[Written request]: Reproduce the lines below word for word, without the pictures.

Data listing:
+---+

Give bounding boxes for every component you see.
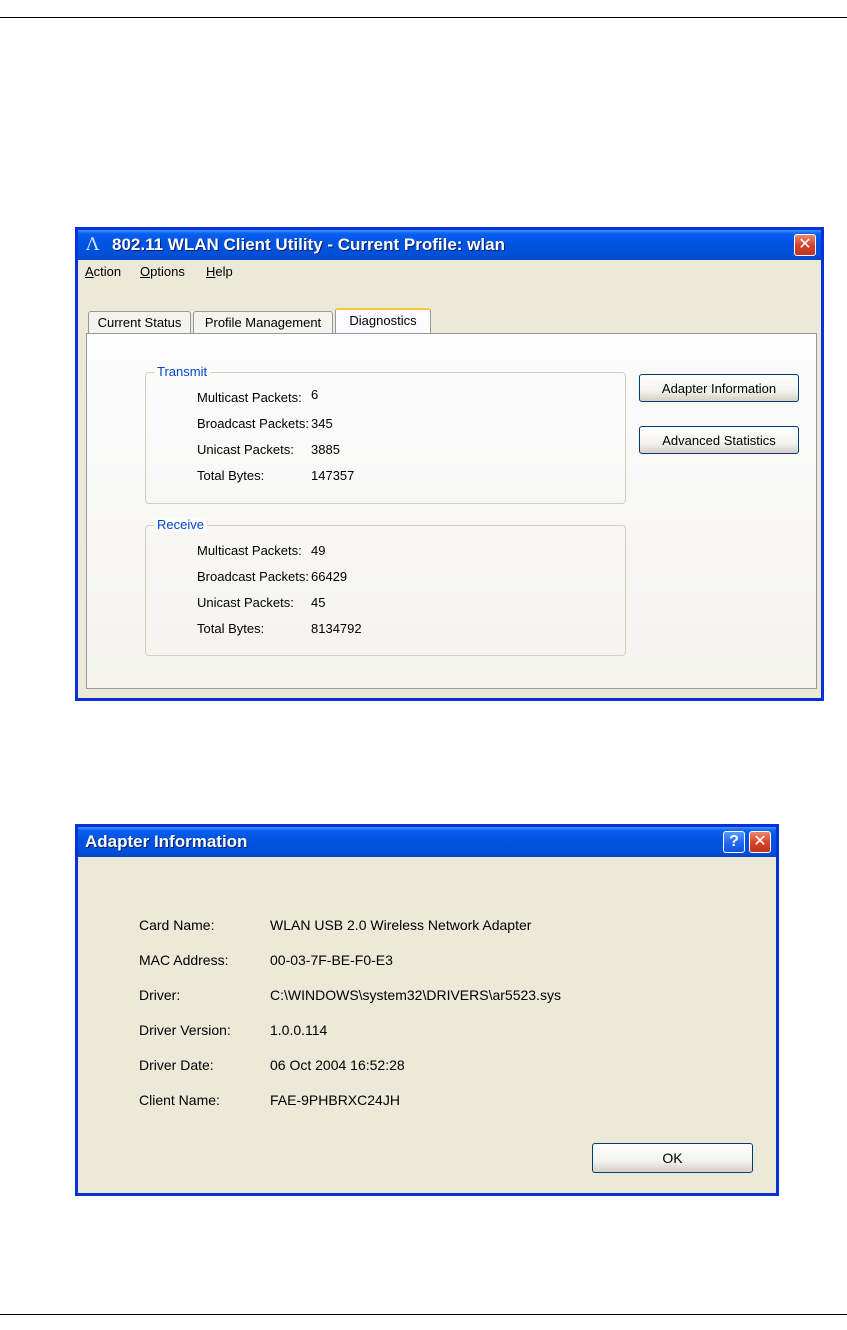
transmit-unicast-label: Unicast Packets: bbox=[197, 442, 294, 457]
transmit-broadcast-value: 345 bbox=[311, 416, 333, 431]
driver-version-label: Driver Version: bbox=[139, 1022, 231, 1038]
dialog-title: Adapter Information bbox=[85, 832, 248, 851]
receive-total-bytes-label: Total Bytes: bbox=[197, 621, 265, 636]
tab-diagnostics[interactable]: Diagnostics bbox=[335, 308, 431, 333]
receive-multicast-value: 49 bbox=[311, 543, 326, 558]
driver-date-value: 06 Oct 2004 16:52:28 bbox=[270, 1057, 405, 1073]
transmit-group: Transmit Multicast Packets: 6 Broadcast … bbox=[145, 364, 626, 504]
adapter-info-dialog: Adapter Information ? ✕ Card Name: WLAN … bbox=[75, 824, 779, 1196]
main-window-title: 802.11 WLAN Client Utility - Current Pro… bbox=[112, 235, 505, 254]
dialog-help-button[interactable]: ? bbox=[723, 831, 745, 853]
menu-help[interactable]: Help bbox=[206, 260, 233, 284]
dialog-titlebar[interactable]: Adapter Information ? ✕ bbox=[78, 827, 776, 857]
transmit-total-bytes-label: Total Bytes: bbox=[197, 468, 265, 483]
help-icon: ? bbox=[729, 833, 739, 850]
driver-date-label: Driver Date: bbox=[139, 1057, 214, 1073]
diagnostics-panel: Transmit Multicast Packets: 6 Broadcast … bbox=[86, 333, 817, 689]
transmit-multicast-value: 6 bbox=[311, 387, 319, 402]
main-menubar: Action Options Help bbox=[78, 260, 821, 284]
top-rule bbox=[0, 17, 847, 18]
receive-multicast-label: Multicast Packets: bbox=[197, 543, 302, 558]
transmit-total-bytes-value: 147357 bbox=[311, 468, 355, 483]
transmit-unicast-value: 3885 bbox=[311, 442, 340, 457]
receive-total-bytes-value: 8134792 bbox=[311, 621, 362, 636]
tab-profile-management[interactable]: Profile Management bbox=[193, 311, 333, 333]
adapter-information-button[interactable]: Adapter Information bbox=[639, 374, 799, 402]
receive-group-label: Receive bbox=[154, 517, 207, 532]
transmit-group-label: Transmit bbox=[154, 364, 211, 379]
mac-address-value: 00-03-7F-BE-F0-E3 bbox=[270, 952, 393, 968]
ok-button[interactable]: OK bbox=[592, 1143, 753, 1173]
transmit-multicast-label: Multicast Packets: bbox=[197, 390, 302, 405]
driver-label: Driver: bbox=[139, 987, 181, 1003]
driver-value: C:\WINDOWS\system32\DRIVERS\ar5523.sys bbox=[270, 987, 561, 1003]
receive-unicast-label: Unicast Packets: bbox=[197, 595, 294, 610]
main-window: Λ 802.11 WLAN Client Utility - Current P… bbox=[75, 227, 824, 701]
close-icon: ✕ bbox=[798, 236, 812, 253]
driver-version-value: 1.0.0.114 bbox=[270, 1022, 328, 1038]
menu-options[interactable]: Options bbox=[140, 260, 185, 284]
tab-current-status[interactable]: Current Status bbox=[88, 311, 191, 333]
receive-broadcast-value: 66429 bbox=[311, 569, 348, 584]
dialog-close-button[interactable]: ✕ bbox=[749, 831, 771, 853]
bottom-rule bbox=[0, 1314, 847, 1315]
client-name-value: FAE-9PHBRXC24JH bbox=[270, 1092, 400, 1108]
close-icon: ✕ bbox=[753, 833, 767, 850]
mac-address-label: MAC Address: bbox=[139, 952, 229, 968]
receive-unicast-value: 45 bbox=[311, 595, 326, 610]
menu-action[interactable]: Action bbox=[85, 260, 121, 284]
app-logo-icon: Λ bbox=[86, 234, 99, 255]
main-titlebar[interactable]: Λ 802.11 WLAN Client Utility - Current P… bbox=[78, 230, 821, 260]
card-name-value: WLAN USB 2.0 Wireless Network Adapter bbox=[270, 917, 532, 933]
main-close-button[interactable]: ✕ bbox=[794, 234, 816, 256]
advanced-statistics-button[interactable]: Advanced Statistics bbox=[639, 426, 799, 454]
receive-broadcast-label: Broadcast Packets: bbox=[197, 569, 309, 584]
receive-group: Receive Multicast Packets: 49 Broadcast … bbox=[145, 517, 626, 656]
client-name-label: Client Name: bbox=[139, 1092, 220, 1108]
card-name-label: Card Name: bbox=[139, 917, 215, 933]
transmit-broadcast-label: Broadcast Packets: bbox=[197, 416, 309, 431]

+---+

[Solution for this task]:
Give bounding boxes for every component you see.
transmit-unicast-label: Unicast Packets: bbox=[197, 442, 294, 457]
transmit-broadcast-value: 345 bbox=[311, 416, 333, 431]
driver-version-label: Driver Version: bbox=[139, 1022, 231, 1038]
dialog-title: Adapter Information bbox=[85, 832, 248, 851]
receive-total-bytes-label: Total Bytes: bbox=[197, 621, 265, 636]
tab-diagnostics[interactable]: Diagnostics bbox=[335, 308, 431, 333]
receive-multicast-value: 49 bbox=[311, 543, 326, 558]
driver-date-value: 06 Oct 2004 16:52:28 bbox=[270, 1057, 405, 1073]
transmit-group: Transmit Multicast Packets: 6 Broadcast … bbox=[145, 364, 626, 504]
adapter-info-dialog: Adapter Information ? ✕ Card Name: WLAN … bbox=[75, 824, 779, 1196]
main-window-title: 802.11 WLAN Client Utility - Current Pro… bbox=[112, 235, 505, 254]
dialog-help-button[interactable]: ? bbox=[723, 831, 745, 853]
menu-help[interactable]: Help bbox=[206, 260, 233, 284]
dialog-titlebar[interactable]: Adapter Information ? ✕ bbox=[78, 827, 776, 857]
transmit-total-bytes-label: Total Bytes: bbox=[197, 468, 265, 483]
help-icon: ? bbox=[729, 833, 739, 850]
driver-date-label: Driver Date: bbox=[139, 1057, 214, 1073]
diagnostics-panel: Transmit Multicast Packets: 6 Broadcast … bbox=[86, 333, 817, 689]
transmit-multicast-value: 6 bbox=[311, 387, 319, 402]
main-menubar: Action Options Help bbox=[78, 260, 821, 284]
top-rule bbox=[0, 17, 847, 18]
receive-multicast-label: Multicast Packets: bbox=[197, 543, 302, 558]
transmit-total-bytes-value: 147357 bbox=[311, 468, 355, 483]
transmit-unicast-value: 3885 bbox=[311, 442, 340, 457]
receive-total-bytes-value: 8134792 bbox=[311, 621, 362, 636]
tab-profile-management[interactable]: Profile Management bbox=[193, 311, 333, 333]
adapter-information-button[interactable]: Adapter Information bbox=[639, 374, 799, 402]
receive-group-label: Receive bbox=[154, 517, 207, 532]
transmit-group-label: Transmit bbox=[154, 364, 211, 379]
mac-address-value: 00-03-7F-BE-F0-E3 bbox=[270, 952, 393, 968]
ok-button[interactable]: OK bbox=[592, 1143, 753, 1173]
transmit-multicast-label: Multicast Packets: bbox=[197, 390, 302, 405]
driver-label: Driver: bbox=[139, 987, 181, 1003]
driver-value: C:\WINDOWS\system32\DRIVERS\ar5523.sys bbox=[270, 987, 561, 1003]
receive-unicast-label: Unicast Packets: bbox=[197, 595, 294, 610]
main-window: Λ 802.11 WLAN Client Utility - Current P… bbox=[75, 227, 824, 701]
close-icon: ✕ bbox=[798, 236, 812, 253]
driver-version-value: 1.0.0.114 bbox=[270, 1022, 328, 1038]
menu-options[interactable]: Options bbox=[140, 260, 185, 284]
tab-current-status[interactable]: Current Status bbox=[88, 311, 191, 333]
receive-broadcast-value: 66429 bbox=[311, 569, 348, 584]
dialog-close-button[interactable]: ✕ bbox=[749, 831, 771, 853]
bottom-rule bbox=[0, 1314, 847, 1315]
client-name-value: FAE-9PHBRXC24JH bbox=[270, 1092, 400, 1108]
close-icon: ✕ bbox=[753, 833, 767, 850]
mac-address-label: MAC Address: bbox=[139, 952, 229, 968]
receive-unicast-value: 45 bbox=[311, 595, 326, 610]
menu-action[interactable]: Action bbox=[85, 260, 121, 284]
app-logo-icon: Λ bbox=[86, 234, 99, 255]
main-titlebar[interactable]: Λ 802.11 WLAN Client Utility - Current P… bbox=[78, 230, 821, 260]
card-name-value: WLAN USB 2.0 Wireless Network Adapter bbox=[270, 917, 532, 933]
main-close-button[interactable]: ✕ bbox=[794, 234, 816, 256]
advanced-statistics-button[interactable]: Advanced Statistics bbox=[639, 426, 799, 454]
receive-broadcast-label: Broadcast Packets: bbox=[197, 569, 309, 584]
receive-group: Receive Multicast Packets: 49 Broadcast … bbox=[145, 517, 626, 656]
client-name-label: Client Name: bbox=[139, 1092, 220, 1108]
card-name-label: Card Name: bbox=[139, 917, 215, 933]
transmit-broadcast-label: Broadcast Packets: bbox=[197, 416, 309, 431]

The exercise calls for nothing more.